■ YOUR GOAL: Return all lines in the material below that contain "subtitle".

**** RECORDS PROVIDED ****

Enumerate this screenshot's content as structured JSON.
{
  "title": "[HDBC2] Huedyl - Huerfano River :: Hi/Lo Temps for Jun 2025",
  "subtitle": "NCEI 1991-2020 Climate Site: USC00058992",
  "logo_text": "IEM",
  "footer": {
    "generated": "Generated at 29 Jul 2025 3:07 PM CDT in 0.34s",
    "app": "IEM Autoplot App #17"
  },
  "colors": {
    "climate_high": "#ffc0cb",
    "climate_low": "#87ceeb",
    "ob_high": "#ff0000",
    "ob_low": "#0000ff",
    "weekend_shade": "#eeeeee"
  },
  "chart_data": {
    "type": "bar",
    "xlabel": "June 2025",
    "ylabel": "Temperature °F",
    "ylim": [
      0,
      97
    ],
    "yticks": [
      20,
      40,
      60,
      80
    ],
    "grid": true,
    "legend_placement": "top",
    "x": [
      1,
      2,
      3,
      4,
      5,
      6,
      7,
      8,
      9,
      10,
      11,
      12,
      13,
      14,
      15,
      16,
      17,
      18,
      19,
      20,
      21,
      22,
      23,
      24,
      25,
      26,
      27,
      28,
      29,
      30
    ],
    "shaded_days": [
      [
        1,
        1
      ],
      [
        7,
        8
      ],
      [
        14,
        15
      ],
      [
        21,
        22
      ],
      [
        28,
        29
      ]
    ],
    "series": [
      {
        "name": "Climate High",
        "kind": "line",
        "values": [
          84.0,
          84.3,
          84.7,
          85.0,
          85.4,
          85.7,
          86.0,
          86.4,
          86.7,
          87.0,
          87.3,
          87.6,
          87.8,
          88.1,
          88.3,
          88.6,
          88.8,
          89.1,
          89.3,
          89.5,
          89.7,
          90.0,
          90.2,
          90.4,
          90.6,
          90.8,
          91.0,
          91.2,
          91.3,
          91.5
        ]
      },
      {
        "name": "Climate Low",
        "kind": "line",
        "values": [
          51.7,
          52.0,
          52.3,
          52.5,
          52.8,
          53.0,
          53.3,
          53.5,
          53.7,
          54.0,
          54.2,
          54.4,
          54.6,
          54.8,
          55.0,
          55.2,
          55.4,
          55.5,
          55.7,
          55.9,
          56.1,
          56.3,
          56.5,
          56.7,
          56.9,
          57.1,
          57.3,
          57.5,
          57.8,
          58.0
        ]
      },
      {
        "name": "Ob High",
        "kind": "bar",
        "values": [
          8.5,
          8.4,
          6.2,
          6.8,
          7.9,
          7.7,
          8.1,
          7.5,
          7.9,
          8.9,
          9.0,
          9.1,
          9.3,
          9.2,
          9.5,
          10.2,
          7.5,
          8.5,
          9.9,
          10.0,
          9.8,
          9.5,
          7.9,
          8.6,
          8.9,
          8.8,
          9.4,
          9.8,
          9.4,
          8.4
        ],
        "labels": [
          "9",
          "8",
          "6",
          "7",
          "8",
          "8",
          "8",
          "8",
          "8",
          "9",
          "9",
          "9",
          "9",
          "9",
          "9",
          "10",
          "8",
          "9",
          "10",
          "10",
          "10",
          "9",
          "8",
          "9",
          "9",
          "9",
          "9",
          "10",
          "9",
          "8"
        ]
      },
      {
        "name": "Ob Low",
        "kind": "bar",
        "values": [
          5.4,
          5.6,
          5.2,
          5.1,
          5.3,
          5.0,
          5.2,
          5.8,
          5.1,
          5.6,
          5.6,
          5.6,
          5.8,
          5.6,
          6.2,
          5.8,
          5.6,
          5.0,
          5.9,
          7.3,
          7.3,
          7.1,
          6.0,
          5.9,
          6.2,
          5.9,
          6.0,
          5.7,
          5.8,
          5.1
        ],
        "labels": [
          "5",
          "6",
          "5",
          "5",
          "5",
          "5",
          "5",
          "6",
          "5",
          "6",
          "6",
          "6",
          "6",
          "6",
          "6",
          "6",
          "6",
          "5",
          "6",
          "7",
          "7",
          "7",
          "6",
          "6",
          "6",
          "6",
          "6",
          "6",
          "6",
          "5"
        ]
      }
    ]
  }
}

****
**** RECORDS PROVIDED ****

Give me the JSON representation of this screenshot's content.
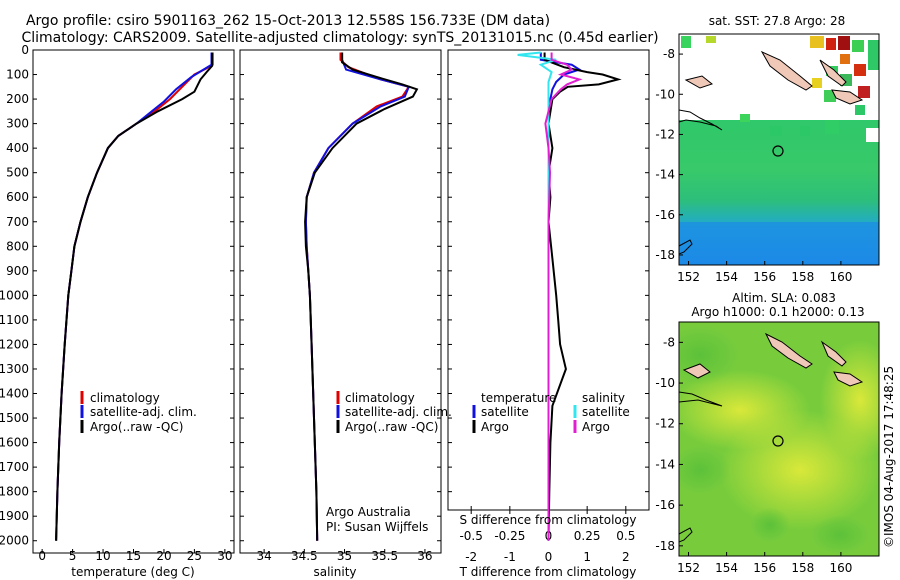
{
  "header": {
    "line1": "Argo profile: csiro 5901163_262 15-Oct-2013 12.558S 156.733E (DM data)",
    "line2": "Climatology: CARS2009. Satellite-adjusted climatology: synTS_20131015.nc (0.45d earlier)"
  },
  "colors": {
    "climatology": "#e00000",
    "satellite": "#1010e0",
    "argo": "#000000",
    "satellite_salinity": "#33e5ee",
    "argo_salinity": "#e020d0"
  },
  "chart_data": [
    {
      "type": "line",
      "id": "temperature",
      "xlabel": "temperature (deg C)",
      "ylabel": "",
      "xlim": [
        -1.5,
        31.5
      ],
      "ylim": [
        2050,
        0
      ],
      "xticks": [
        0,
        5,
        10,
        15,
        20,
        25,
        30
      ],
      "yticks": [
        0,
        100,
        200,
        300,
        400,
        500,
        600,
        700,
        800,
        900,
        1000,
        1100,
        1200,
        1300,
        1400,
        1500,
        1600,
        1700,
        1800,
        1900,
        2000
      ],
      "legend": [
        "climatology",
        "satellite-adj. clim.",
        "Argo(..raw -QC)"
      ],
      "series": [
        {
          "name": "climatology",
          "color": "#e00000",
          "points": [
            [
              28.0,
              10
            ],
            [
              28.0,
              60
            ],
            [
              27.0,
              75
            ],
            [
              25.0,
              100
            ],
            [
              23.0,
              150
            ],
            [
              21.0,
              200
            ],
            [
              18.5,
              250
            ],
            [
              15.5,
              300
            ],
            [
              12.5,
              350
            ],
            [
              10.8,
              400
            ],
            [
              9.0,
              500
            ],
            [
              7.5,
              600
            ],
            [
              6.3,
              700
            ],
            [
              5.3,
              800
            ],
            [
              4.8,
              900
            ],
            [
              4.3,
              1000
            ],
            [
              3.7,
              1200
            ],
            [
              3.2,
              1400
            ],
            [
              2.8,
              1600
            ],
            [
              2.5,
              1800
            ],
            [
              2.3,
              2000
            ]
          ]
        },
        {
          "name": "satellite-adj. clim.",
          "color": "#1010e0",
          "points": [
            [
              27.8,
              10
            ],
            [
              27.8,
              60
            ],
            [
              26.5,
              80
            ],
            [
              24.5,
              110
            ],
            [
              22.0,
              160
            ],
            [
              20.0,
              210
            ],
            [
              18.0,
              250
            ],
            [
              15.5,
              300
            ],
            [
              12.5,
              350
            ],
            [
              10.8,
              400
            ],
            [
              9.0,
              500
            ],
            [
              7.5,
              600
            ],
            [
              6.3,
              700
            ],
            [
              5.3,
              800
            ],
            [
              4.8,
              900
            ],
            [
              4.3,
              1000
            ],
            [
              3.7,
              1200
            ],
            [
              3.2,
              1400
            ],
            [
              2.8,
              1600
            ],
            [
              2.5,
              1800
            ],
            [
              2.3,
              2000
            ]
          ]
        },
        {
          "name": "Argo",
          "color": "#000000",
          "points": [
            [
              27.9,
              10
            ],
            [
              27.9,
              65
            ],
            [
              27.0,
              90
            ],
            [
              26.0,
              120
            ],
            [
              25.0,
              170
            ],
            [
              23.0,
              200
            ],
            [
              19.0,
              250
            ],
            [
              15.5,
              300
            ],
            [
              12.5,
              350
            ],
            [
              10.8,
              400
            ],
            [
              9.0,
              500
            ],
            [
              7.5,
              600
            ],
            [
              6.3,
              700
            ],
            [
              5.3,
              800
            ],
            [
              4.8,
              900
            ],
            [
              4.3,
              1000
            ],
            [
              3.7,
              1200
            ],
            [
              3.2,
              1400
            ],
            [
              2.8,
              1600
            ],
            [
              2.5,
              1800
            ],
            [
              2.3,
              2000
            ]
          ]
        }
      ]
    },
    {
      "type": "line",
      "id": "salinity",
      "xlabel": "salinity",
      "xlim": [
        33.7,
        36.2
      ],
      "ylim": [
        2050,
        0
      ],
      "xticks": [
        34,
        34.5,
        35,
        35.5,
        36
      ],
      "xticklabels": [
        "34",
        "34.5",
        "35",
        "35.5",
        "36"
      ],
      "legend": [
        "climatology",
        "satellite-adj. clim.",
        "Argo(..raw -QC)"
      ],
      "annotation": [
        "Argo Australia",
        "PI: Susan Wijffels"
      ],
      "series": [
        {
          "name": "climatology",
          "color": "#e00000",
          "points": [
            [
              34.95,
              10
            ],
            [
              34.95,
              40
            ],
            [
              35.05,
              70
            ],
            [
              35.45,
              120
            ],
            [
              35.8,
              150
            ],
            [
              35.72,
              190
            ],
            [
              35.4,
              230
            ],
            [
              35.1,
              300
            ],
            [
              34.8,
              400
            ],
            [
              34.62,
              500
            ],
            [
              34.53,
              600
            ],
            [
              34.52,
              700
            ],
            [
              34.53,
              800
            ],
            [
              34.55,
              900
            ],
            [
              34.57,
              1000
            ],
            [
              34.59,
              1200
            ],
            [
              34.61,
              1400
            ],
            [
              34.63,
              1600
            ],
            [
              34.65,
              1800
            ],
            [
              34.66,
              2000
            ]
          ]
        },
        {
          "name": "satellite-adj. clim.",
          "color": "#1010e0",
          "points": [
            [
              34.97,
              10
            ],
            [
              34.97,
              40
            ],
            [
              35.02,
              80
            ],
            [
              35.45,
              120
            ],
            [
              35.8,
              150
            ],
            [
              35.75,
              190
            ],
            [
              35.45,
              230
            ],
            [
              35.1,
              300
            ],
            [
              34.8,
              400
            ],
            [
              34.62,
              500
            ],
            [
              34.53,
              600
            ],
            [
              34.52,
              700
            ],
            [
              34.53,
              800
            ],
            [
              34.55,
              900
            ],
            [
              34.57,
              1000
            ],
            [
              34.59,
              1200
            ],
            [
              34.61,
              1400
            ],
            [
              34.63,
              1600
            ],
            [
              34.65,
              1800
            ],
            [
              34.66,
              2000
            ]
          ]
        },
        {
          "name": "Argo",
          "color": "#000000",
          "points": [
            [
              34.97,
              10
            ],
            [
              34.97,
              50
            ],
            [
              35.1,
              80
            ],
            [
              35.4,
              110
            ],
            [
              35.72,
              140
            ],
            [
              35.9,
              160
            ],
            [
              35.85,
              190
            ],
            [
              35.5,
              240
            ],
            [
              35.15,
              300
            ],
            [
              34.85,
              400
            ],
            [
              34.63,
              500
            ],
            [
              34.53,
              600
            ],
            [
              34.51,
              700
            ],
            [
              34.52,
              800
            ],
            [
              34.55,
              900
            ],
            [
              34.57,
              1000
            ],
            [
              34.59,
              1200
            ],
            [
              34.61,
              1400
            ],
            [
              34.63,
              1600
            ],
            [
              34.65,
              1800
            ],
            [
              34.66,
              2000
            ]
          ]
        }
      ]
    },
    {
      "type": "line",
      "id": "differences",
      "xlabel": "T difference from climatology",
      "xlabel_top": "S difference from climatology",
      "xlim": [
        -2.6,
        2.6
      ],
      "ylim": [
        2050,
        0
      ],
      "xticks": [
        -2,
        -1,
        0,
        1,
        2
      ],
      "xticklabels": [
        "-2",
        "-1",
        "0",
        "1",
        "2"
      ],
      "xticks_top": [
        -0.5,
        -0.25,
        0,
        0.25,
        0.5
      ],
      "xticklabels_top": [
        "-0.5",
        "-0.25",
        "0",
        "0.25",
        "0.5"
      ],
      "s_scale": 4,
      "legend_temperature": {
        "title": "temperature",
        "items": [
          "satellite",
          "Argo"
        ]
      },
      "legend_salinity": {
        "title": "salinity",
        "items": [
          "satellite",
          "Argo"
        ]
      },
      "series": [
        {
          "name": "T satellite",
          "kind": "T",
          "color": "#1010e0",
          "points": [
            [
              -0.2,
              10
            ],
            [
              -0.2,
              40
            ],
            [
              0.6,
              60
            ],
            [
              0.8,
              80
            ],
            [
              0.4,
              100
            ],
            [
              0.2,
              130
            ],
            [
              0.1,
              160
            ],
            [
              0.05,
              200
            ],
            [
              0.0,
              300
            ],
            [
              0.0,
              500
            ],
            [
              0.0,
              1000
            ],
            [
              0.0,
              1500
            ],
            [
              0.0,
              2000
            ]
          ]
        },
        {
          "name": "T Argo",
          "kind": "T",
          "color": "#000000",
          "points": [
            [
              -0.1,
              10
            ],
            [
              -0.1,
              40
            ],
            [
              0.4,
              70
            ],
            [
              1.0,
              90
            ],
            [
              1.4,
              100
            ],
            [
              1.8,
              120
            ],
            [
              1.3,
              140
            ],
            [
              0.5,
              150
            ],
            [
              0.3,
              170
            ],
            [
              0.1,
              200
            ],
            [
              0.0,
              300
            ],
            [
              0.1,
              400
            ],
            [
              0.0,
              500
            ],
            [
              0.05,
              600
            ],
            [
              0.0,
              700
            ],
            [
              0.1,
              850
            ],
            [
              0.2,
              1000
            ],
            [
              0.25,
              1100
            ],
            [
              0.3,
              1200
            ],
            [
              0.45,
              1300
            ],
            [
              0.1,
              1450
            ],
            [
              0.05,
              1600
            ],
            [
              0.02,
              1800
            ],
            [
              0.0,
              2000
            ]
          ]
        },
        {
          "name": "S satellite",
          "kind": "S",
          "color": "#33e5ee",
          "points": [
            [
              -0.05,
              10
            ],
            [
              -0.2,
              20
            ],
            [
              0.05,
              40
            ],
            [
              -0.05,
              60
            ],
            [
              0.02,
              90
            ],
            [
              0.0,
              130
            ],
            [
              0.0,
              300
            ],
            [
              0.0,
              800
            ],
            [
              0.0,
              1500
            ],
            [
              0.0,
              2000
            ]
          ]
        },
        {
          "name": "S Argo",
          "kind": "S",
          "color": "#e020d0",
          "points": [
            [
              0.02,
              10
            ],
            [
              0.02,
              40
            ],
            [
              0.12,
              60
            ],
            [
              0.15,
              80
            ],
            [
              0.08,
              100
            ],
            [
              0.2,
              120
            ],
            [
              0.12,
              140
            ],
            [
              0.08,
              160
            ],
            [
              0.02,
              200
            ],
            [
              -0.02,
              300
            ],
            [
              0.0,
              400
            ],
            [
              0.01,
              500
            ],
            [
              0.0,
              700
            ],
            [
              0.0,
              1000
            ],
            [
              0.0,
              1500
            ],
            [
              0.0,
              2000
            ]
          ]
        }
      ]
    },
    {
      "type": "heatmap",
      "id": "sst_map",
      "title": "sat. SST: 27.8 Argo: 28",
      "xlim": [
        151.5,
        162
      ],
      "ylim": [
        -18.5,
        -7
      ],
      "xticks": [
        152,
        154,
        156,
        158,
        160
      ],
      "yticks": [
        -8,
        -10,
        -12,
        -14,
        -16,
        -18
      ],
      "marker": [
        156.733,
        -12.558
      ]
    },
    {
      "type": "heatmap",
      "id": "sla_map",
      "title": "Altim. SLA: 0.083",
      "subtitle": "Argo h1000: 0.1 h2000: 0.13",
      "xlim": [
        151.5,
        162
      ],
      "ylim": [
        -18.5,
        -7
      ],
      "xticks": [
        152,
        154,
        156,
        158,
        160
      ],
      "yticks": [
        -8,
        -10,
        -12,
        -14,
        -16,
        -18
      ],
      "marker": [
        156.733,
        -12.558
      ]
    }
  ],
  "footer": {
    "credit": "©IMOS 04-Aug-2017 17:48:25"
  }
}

****

■ CORRECT RESULT:
  "subtitle": "NCEI 1991-2020 Climate Site: USC00058992",
      "subtitle": "Argo h1000: 0.1 h2000: 0.13",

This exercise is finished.